** START OF PROVIDED RECORDS **
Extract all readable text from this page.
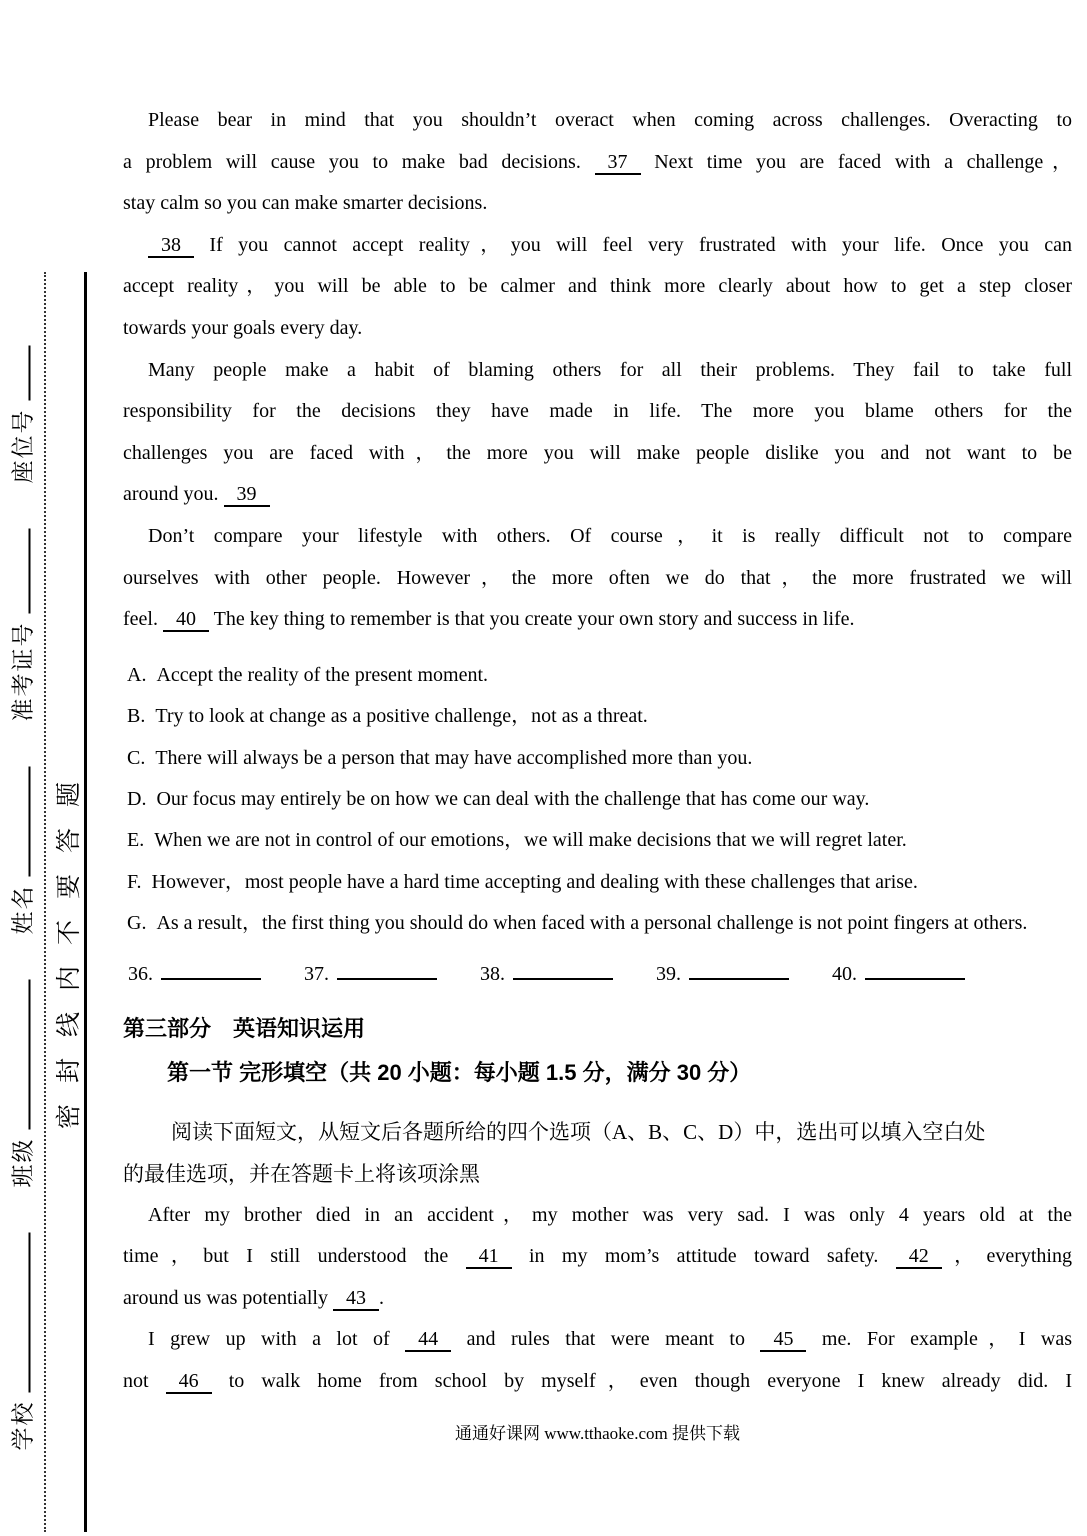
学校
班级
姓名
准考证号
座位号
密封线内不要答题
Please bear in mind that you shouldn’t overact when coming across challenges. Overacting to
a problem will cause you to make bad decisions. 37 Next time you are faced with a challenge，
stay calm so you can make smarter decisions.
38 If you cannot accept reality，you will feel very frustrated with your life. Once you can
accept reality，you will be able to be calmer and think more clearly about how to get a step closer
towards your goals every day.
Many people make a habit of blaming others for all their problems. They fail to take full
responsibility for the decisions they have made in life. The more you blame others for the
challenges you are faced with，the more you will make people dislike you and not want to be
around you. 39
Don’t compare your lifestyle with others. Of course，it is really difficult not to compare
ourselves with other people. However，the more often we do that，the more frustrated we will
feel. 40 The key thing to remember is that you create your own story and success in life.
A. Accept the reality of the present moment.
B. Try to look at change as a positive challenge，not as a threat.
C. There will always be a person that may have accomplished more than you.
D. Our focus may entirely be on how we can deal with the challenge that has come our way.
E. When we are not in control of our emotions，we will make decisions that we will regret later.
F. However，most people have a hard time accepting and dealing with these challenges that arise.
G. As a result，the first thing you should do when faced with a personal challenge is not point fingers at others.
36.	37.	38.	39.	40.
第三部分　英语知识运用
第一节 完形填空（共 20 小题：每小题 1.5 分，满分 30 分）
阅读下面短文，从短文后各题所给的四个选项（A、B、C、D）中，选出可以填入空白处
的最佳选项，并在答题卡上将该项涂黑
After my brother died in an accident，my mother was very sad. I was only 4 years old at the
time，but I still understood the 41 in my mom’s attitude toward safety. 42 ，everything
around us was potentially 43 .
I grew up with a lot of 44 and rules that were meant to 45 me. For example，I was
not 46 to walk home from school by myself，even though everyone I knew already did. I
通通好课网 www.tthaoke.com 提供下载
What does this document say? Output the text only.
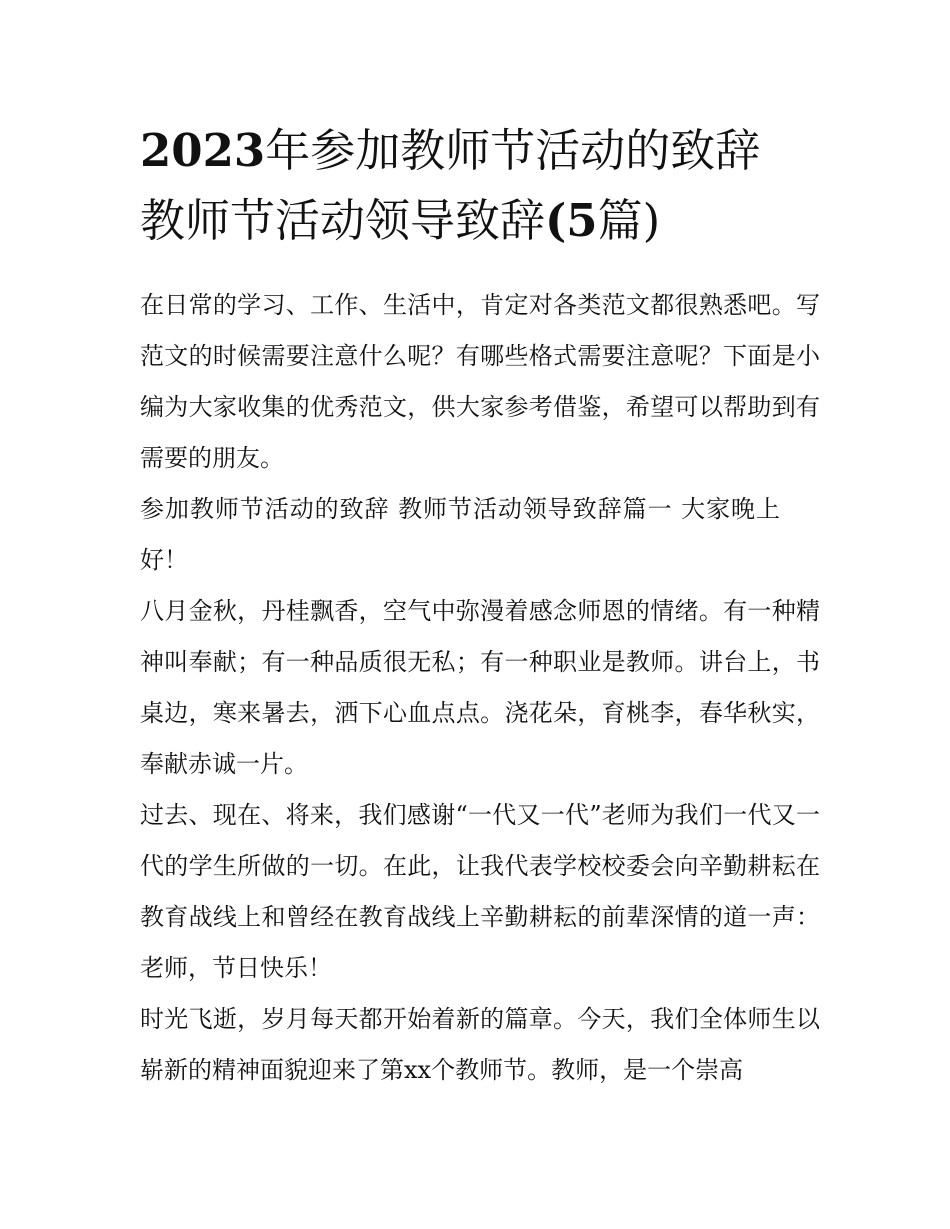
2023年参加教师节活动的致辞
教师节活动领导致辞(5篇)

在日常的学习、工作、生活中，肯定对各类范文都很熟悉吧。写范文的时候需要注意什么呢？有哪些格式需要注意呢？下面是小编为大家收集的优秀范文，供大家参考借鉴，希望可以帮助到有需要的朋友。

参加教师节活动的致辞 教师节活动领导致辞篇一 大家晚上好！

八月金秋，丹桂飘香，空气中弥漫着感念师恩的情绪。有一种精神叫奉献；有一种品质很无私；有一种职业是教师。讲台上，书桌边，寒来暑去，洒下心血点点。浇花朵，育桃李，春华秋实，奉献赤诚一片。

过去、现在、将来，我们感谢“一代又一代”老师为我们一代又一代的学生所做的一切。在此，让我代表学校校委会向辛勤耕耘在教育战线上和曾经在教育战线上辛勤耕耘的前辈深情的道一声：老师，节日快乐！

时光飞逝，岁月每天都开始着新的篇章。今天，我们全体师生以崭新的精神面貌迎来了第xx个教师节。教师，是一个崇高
** END OF PROVIDED RECORDS **
• **INSTRUCTION**:
Which lines hold the string "challenges"? Copy all of them from the data above.

• **EXERCISE RESPONSE**:
Please bear in mind that you shouldn’t overact when coming across challenges. Overacting to
challenges you are faced with，the more you will make people dislike you and not want to be
F. However，most people have a hard time accepting and dealing with these challenges that arise.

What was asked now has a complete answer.